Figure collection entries
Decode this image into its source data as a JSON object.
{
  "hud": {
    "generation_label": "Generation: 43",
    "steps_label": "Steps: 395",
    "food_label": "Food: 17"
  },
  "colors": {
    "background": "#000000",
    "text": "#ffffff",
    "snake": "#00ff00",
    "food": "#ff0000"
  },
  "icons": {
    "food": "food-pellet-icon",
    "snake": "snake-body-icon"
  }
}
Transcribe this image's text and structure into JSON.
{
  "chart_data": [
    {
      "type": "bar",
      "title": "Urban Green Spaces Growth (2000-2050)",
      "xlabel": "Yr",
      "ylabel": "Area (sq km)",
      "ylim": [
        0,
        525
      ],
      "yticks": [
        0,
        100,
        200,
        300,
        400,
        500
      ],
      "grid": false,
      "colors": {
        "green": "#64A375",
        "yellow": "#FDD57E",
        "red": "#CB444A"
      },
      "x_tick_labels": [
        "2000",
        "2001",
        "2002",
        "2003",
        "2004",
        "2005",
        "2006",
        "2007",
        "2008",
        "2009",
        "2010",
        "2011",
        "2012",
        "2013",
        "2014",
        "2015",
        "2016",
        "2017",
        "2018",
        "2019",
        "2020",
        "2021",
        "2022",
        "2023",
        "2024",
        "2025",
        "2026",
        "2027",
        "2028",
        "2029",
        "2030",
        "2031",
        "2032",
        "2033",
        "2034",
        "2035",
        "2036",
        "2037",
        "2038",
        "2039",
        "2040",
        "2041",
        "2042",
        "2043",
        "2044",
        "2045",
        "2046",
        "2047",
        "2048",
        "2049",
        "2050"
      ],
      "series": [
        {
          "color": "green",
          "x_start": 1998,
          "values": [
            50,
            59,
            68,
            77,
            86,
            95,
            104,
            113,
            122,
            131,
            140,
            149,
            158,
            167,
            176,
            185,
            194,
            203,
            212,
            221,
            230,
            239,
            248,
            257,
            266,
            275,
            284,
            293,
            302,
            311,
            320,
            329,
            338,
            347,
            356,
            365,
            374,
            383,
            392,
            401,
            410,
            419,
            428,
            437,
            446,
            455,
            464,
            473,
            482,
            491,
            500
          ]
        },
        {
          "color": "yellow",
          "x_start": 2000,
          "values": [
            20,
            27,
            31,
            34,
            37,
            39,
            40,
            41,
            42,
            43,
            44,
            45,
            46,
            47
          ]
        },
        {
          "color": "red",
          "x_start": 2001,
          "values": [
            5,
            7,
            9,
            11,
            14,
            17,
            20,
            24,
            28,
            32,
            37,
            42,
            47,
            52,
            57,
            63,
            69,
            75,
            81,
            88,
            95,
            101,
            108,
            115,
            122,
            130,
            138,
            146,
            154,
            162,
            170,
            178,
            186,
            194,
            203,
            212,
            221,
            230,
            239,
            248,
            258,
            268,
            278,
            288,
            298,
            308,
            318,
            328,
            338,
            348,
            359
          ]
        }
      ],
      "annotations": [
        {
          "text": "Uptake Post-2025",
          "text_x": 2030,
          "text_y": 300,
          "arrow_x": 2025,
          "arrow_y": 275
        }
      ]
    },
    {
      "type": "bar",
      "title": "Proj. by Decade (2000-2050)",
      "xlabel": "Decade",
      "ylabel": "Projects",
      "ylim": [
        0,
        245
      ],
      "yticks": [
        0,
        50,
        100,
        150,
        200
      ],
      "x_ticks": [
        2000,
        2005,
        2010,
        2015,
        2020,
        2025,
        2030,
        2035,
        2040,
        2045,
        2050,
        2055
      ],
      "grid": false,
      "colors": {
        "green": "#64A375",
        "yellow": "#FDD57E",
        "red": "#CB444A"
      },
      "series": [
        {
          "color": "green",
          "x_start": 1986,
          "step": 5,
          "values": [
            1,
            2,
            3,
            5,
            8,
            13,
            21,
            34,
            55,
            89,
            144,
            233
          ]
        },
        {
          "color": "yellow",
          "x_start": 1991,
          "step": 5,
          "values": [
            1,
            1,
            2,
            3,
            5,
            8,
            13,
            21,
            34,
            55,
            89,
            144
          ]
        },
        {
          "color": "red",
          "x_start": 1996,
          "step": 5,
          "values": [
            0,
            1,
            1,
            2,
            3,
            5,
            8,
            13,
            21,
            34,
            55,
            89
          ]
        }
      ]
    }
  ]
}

* **EXERCISE DETAILS**
Write out all of the records above exactly as they appear.

* **RESPONSE TO THIS EXERCISE**
Decode this image into its source data as a JSON object.
{
  "hud": {
    "generation_label": "Generation: 43",
    "steps_label": "Steps: 395",
    "food_label": "Food: 17"
  },
  "colors": {
    "background": "#000000",
    "text": "#ffffff",
    "snake": "#00ff00",
    "food": "#ff0000"
  },
  "icons": {
    "food": "food-pellet-icon",
    "snake": "snake-body-icon"
  }
}
Transcribe this image's text and structure into JSON.
{
  "chart_data": [
    {
      "type": "bar",
      "title": "Urban Green Spaces Growth (2000-2050)",
      "xlabel": "Yr",
      "ylabel": "Area (sq km)",
      "ylim": [
        0,
        525
      ],
      "yticks": [
        0,
        100,
        200,
        300,
        400,
        500
      ],
      "grid": false,
      "colors": {
        "green": "#64A375",
        "yellow": "#FDD57E",
        "red": "#CB444A"
      },
      "x_tick_labels": [
        "2000",
        "2001",
        "2002",
        "2003",
        "2004",
        "2005",
        "2006",
        "2007",
        "2008",
        "2009",
        "2010",
        "2011",
        "2012",
        "2013",
        "2014",
        "2015",
        "2016",
        "2017",
        "2018",
        "2019",
        "2020",
        "2021",
        "2022",
        "2023",
        "2024",
        "2025",
        "2026",
        "2027",
        "2028",
        "2029",
        "2030",
        "2031",
        "2032",
        "2033",
        "2034",
        "2035",
        "2036",
        "2037",
        "2038",
        "2039",
        "2040",
        "2041",
        "2042",
        "2043",
        "2044",
        "2045",
        "2046",
        "2047",
        "2048",
        "2049",
        "2050"
      ],
      "series": [
        {
          "color": "green",
          "x_start": 1998,
          "values": [
            50,
            59,
            68,
            77,
            86,
            95,
            104,
            113,
            122,
            131,
            140,
            149,
            158,
            167,
            176,
            185,
            194,
            203,
            212,
            221,
            230,
            239,
            248,
            257,
            266,
            275,
            284,
            293,
            302,
            311,
            320,
            329,
            338,
            347,
            356,
            365,
            374,
            383,
            392,
            401,
            410,
            419,
            428,
            437,
            446,
            455,
            464,
            473,
            482,
            491,
            500
          ]
        },
        {
          "color": "yellow",
          "x_start": 2000,
          "values": [
            20,
            27,
            31,
            34,
            37,
            39,
            40,
            41,
            42,
            43,
            44,
            45,
            46,
            47
          ]
        },
        {
          "color": "red",
          "x_start": 2001,
          "values": [
            5,
            7,
            9,
            11,
            14,
            17,
            20,
            24,
            28,
            32,
            37,
            42,
            47,
            52,
            57,
            63,
            69,
            75,
            81,
            88,
            95,
            101,
            108,
            115,
            122,
            130,
            138,
            146,
            154,
            162,
            170,
            178,
            186,
            194,
            203,
            212,
            221,
            230,
            239,
            248,
            258,
            268,
            278,
            288,
            298,
            308,
            318,
            328,
            338,
            348,
            359
          ]
        }
      ],
      "annotations": [
        {
          "text": "Uptake Post-2025",
          "text_x": 2030,
          "text_y": 300,
          "arrow_x": 2025,
          "arrow_y": 275
        }
      ]
    },
    {
      "type": "bar",
      "title": "Proj. by Decade (2000-2050)",
      "xlabel": "Decade",
      "ylabel": "Projects",
      "ylim": [
        0,
        245
      ],
      "yticks": [
        0,
        50,
        100,
        150,
        200
      ],
      "x_ticks": [
        2000,
        2005,
        2010,
        2015,
        2020,
        2025,
        2030,
        2035,
        2040,
        2045,
        2050,
        2055
      ],
      "grid": false,
      "colors": {
        "green": "#64A375",
        "yellow": "#FDD57E",
        "red": "#CB444A"
      },
      "series": [
        {
          "color": "green",
          "x_start": 1986,
          "step": 5,
          "values": [
            1,
            2,
            3,
            5,
            8,
            13,
            21,
            34,
            55,
            89,
            144,
            233
          ]
        },
        {
          "color": "yellow",
          "x_start": 1991,
          "step": 5,
          "values": [
            1,
            1,
            2,
            3,
            5,
            8,
            13,
            21,
            34,
            55,
            89,
            144
          ]
        },
        {
          "color": "red",
          "x_start": 1996,
          "step": 5,
          "values": [
            0,
            1,
            1,
            2,
            3,
            5,
            8,
            13,
            21,
            34,
            55,
            89
          ]
        }
      ]
    }
  ]
}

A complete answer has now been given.